### What you are asked to do
Gather every line in the records below that contains the word "Country".

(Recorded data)
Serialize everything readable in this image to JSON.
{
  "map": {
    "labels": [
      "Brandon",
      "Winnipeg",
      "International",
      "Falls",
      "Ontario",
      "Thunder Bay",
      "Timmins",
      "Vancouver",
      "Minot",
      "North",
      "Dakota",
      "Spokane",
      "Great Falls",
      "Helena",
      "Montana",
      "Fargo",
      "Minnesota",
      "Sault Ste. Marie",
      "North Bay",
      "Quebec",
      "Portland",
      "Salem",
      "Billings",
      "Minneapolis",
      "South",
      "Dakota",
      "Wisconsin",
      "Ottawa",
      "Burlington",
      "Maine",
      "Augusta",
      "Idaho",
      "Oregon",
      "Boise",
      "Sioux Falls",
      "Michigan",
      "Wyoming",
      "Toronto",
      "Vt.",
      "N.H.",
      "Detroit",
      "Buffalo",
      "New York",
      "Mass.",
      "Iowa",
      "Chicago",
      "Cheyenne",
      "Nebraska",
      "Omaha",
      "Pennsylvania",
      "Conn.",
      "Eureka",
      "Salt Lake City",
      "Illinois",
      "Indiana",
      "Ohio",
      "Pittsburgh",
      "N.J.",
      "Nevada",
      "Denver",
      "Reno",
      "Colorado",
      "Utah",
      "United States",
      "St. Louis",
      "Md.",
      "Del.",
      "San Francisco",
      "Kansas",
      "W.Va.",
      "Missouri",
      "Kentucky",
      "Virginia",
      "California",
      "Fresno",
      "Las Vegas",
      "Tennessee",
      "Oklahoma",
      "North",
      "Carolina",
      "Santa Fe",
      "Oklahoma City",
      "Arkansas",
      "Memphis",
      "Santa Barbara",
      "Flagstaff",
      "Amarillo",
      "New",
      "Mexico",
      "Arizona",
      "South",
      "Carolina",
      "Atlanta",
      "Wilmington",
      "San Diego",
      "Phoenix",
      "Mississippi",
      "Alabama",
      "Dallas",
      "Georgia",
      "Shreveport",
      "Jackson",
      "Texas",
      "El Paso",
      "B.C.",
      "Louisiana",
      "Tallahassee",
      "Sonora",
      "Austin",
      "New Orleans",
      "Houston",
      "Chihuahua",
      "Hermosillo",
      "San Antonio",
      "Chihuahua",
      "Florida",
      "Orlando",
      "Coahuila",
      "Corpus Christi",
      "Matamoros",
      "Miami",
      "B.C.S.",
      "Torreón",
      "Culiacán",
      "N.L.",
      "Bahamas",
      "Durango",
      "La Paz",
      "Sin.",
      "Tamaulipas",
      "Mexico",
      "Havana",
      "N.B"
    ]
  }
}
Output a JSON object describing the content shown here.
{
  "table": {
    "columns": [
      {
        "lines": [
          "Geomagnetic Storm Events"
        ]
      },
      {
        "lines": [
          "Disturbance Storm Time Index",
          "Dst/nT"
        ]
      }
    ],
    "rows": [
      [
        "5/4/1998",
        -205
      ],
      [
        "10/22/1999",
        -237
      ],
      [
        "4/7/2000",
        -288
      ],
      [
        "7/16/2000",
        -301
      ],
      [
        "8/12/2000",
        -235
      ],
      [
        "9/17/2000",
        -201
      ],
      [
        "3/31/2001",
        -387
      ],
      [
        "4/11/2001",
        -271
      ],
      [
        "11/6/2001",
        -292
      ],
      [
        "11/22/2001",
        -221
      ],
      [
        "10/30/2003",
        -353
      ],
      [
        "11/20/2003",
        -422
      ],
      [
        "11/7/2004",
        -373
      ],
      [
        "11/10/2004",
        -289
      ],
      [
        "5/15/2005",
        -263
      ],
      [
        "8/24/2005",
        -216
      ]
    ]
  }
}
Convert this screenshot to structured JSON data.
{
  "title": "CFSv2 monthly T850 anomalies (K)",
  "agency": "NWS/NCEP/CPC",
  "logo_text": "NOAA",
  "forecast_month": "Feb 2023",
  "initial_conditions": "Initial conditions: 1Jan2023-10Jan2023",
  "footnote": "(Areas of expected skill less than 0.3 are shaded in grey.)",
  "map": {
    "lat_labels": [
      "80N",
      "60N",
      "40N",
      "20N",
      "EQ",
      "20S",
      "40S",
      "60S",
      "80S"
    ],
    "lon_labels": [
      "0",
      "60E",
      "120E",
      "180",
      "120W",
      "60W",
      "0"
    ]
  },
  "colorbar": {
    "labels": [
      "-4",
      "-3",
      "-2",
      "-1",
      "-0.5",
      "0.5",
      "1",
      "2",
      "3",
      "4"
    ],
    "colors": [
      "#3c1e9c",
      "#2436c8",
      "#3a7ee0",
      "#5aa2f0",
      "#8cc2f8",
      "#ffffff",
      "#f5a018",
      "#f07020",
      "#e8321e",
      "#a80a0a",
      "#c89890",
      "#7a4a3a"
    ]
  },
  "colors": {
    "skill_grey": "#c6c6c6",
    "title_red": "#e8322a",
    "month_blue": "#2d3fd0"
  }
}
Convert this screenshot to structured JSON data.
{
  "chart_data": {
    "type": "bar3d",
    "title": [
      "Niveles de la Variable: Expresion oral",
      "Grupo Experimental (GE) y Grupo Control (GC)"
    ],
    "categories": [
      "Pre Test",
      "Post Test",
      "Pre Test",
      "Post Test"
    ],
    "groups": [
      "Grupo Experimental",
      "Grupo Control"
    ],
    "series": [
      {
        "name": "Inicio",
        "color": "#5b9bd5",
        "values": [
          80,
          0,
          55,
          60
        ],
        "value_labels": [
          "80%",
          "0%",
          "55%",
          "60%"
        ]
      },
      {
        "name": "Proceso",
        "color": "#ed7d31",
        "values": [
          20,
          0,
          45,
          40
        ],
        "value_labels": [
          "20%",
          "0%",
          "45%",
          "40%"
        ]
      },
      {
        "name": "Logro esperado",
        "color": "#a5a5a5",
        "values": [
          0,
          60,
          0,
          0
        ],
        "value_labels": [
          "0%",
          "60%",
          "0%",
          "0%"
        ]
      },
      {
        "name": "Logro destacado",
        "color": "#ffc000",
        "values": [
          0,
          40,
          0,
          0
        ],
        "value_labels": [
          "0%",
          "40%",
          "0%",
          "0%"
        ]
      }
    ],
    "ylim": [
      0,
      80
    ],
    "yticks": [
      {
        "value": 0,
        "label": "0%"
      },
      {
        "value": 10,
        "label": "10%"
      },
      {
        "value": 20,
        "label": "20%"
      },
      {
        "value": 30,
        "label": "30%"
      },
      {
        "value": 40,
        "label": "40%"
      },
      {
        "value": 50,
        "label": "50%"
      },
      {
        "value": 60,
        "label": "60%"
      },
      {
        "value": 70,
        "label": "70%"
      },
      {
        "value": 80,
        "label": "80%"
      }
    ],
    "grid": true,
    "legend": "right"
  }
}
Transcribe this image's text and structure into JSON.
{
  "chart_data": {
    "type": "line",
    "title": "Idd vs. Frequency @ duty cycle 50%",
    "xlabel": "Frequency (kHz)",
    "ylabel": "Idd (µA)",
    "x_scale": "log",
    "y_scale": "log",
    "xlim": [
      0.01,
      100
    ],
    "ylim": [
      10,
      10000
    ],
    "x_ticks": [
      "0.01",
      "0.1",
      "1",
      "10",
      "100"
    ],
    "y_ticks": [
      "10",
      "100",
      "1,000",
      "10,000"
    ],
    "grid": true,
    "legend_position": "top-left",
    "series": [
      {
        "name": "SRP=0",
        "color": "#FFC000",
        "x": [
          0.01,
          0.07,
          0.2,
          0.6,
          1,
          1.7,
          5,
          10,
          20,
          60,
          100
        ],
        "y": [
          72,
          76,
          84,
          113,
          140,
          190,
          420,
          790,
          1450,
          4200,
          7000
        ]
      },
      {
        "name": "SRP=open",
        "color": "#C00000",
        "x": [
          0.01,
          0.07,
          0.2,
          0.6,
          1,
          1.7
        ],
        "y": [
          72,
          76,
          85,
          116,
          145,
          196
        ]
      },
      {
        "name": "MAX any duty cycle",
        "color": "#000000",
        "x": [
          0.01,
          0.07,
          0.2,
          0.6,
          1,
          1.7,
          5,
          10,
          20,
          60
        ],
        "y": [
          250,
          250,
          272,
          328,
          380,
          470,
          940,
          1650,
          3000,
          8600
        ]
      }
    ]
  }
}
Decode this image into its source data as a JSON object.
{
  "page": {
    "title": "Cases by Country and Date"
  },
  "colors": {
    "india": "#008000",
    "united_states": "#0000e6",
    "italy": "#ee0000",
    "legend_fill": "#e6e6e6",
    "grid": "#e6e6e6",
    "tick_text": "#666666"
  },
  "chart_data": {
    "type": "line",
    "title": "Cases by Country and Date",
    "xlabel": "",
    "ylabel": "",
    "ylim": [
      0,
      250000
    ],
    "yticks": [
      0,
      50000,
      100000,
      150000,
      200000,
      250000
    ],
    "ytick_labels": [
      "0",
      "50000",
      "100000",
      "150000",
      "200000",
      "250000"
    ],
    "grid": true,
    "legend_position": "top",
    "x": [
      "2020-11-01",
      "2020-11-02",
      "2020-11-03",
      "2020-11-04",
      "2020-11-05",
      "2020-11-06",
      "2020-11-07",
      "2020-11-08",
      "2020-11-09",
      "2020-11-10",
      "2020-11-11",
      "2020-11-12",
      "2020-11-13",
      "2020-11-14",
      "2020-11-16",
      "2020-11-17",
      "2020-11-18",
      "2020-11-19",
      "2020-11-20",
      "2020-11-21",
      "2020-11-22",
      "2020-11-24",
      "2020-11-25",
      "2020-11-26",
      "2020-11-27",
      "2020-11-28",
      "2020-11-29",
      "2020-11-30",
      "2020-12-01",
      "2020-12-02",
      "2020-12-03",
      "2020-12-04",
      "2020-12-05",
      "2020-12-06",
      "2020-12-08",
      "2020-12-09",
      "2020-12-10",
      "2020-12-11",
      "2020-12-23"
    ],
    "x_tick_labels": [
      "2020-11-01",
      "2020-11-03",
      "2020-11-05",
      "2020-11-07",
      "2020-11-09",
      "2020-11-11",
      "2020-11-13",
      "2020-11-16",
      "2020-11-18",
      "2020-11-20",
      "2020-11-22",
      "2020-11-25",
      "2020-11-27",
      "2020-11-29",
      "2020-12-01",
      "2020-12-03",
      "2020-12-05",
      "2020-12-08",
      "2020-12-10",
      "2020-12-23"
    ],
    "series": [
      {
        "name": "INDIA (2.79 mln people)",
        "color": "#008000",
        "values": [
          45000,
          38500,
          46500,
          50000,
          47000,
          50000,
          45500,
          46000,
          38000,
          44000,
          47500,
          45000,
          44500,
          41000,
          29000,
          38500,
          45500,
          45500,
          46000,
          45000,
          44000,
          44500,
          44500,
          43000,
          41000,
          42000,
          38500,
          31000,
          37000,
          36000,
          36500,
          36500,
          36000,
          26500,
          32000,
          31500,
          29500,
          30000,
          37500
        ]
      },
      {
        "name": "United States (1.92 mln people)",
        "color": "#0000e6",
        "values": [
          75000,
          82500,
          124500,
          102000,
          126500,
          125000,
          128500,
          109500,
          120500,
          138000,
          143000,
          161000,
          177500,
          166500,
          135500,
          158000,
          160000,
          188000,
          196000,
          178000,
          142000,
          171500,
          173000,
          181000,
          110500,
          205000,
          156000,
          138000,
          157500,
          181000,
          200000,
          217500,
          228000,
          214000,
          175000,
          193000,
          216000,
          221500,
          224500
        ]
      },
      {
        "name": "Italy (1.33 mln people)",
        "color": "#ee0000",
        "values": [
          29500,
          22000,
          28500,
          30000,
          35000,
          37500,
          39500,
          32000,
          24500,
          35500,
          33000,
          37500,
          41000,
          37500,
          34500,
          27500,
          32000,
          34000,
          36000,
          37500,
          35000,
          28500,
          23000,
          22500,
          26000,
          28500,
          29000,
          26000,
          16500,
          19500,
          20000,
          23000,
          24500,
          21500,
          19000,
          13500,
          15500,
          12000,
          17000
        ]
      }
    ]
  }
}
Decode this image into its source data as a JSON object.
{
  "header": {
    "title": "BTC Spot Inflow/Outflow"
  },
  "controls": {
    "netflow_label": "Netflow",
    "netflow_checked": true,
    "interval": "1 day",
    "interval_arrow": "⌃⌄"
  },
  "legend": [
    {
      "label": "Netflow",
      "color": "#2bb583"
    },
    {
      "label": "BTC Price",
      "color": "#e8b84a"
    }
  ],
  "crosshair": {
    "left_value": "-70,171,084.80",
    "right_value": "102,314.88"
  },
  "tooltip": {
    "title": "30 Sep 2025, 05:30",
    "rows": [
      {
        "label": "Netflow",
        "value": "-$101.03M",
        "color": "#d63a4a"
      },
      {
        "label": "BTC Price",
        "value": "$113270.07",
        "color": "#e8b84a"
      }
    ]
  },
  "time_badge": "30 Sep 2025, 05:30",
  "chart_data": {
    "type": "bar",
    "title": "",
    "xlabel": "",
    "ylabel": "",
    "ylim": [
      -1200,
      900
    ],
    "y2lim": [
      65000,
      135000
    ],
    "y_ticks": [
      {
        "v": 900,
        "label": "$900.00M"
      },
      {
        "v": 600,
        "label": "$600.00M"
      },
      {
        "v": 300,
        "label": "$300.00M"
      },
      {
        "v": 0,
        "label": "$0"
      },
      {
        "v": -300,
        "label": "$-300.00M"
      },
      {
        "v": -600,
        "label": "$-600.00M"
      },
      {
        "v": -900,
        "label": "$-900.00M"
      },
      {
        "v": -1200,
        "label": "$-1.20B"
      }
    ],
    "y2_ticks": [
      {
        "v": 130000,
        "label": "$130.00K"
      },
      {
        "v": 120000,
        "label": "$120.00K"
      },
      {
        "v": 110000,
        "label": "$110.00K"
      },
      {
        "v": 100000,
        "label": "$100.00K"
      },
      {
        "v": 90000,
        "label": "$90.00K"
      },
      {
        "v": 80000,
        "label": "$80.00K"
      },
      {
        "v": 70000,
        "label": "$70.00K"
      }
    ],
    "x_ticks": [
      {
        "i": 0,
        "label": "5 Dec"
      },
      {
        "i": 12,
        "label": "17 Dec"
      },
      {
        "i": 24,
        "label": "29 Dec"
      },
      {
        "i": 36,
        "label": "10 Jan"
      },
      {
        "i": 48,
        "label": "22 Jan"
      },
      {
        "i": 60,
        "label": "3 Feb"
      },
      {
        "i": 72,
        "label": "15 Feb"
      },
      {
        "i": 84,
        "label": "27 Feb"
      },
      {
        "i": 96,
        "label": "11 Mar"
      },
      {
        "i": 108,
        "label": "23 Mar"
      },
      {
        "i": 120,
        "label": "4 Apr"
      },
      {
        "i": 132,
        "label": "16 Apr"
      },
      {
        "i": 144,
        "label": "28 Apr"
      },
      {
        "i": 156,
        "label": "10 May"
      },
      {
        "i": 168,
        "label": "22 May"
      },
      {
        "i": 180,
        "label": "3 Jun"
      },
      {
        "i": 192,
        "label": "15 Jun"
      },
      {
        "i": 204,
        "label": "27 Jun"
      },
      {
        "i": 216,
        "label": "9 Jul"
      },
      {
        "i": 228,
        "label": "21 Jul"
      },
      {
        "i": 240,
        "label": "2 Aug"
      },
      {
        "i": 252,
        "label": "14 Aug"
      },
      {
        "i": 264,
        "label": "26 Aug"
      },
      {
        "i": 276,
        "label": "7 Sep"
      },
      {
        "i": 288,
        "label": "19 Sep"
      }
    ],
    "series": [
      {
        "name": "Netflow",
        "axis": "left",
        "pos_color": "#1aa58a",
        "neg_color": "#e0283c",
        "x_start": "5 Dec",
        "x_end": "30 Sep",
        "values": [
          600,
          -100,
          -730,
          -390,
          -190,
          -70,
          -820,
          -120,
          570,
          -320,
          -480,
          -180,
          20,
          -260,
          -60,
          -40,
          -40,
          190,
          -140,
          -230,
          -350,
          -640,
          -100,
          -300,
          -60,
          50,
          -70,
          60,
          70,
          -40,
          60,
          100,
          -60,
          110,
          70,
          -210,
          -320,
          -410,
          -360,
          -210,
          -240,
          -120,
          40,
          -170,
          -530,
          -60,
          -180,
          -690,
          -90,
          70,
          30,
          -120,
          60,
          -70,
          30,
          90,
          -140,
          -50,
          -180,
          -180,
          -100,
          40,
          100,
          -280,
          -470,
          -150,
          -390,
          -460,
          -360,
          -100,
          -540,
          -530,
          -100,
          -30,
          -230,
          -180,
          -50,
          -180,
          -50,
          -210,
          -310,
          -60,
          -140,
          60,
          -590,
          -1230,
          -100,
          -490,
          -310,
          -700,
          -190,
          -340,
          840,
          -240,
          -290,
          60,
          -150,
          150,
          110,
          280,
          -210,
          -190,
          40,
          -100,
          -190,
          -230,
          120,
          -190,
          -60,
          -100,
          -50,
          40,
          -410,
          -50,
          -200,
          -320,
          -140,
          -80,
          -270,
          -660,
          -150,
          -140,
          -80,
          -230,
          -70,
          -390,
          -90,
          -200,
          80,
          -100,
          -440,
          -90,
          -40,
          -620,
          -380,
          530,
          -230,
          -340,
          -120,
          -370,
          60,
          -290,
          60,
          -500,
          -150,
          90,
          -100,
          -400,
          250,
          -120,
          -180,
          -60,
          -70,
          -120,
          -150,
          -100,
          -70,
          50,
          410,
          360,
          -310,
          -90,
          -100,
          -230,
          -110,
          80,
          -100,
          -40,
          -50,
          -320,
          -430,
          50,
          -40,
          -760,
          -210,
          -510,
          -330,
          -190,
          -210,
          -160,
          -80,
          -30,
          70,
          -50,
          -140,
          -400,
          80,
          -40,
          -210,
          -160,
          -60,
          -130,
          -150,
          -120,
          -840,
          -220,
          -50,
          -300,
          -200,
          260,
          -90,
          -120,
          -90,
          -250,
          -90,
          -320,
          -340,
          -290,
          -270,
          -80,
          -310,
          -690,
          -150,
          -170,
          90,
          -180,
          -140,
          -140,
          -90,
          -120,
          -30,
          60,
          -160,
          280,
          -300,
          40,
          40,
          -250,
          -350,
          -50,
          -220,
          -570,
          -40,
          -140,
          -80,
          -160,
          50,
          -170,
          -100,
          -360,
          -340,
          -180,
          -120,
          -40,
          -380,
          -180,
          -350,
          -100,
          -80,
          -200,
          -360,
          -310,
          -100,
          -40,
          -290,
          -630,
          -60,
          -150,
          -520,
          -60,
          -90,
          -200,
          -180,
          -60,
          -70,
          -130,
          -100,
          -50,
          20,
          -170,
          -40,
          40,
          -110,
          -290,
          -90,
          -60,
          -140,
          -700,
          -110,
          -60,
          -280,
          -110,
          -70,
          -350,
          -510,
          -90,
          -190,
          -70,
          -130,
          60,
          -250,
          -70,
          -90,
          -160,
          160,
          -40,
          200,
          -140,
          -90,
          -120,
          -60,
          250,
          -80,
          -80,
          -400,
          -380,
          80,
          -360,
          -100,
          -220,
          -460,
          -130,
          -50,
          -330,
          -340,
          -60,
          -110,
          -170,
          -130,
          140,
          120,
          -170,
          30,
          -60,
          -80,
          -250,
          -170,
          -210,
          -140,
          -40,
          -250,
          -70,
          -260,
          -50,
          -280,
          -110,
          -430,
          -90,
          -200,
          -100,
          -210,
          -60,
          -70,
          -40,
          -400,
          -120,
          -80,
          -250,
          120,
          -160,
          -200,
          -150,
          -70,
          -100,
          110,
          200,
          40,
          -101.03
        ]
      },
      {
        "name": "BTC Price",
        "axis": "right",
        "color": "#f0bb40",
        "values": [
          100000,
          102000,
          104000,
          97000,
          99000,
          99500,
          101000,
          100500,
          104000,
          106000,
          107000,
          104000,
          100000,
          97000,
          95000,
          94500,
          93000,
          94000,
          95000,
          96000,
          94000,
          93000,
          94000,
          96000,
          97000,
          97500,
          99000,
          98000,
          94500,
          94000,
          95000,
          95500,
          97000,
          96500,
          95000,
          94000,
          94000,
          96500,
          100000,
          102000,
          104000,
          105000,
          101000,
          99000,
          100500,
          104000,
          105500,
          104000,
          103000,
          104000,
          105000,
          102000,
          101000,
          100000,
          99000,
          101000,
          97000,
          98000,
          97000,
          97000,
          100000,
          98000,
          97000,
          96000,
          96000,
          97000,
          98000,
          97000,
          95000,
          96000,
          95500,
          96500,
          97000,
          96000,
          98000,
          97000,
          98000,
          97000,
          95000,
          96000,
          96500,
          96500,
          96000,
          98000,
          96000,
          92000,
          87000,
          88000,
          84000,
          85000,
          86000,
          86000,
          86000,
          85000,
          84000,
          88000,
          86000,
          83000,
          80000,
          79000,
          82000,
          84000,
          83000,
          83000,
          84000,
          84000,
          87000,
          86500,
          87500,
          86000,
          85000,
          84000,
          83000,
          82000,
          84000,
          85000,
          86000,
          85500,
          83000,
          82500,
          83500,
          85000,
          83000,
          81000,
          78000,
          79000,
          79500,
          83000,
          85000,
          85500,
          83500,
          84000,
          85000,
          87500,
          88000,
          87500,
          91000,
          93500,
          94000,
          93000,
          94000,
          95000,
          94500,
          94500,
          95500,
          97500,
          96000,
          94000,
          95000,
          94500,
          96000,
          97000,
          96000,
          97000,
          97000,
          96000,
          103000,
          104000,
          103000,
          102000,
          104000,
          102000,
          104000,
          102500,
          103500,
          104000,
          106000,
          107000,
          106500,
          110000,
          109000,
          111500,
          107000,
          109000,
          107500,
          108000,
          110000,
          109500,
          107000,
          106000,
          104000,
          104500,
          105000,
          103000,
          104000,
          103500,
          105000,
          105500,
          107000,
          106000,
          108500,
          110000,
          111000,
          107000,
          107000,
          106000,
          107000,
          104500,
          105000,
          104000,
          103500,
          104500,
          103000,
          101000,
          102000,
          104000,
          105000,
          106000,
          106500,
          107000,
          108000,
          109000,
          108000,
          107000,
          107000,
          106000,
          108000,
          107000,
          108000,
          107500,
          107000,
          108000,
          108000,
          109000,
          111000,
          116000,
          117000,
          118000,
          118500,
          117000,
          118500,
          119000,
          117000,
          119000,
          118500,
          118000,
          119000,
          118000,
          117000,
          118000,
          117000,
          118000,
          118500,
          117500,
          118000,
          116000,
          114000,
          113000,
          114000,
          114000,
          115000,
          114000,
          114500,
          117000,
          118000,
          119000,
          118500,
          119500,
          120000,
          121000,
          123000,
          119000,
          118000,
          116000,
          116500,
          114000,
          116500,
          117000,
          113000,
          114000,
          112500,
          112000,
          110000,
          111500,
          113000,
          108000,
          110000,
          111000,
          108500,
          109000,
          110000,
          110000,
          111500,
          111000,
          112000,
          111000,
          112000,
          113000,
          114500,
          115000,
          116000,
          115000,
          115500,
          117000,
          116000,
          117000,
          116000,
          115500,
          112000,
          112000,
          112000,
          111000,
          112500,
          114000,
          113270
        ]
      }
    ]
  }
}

### Reply
    "title": "Cases by Country and Date"
    "title": "Cases by Country and Date",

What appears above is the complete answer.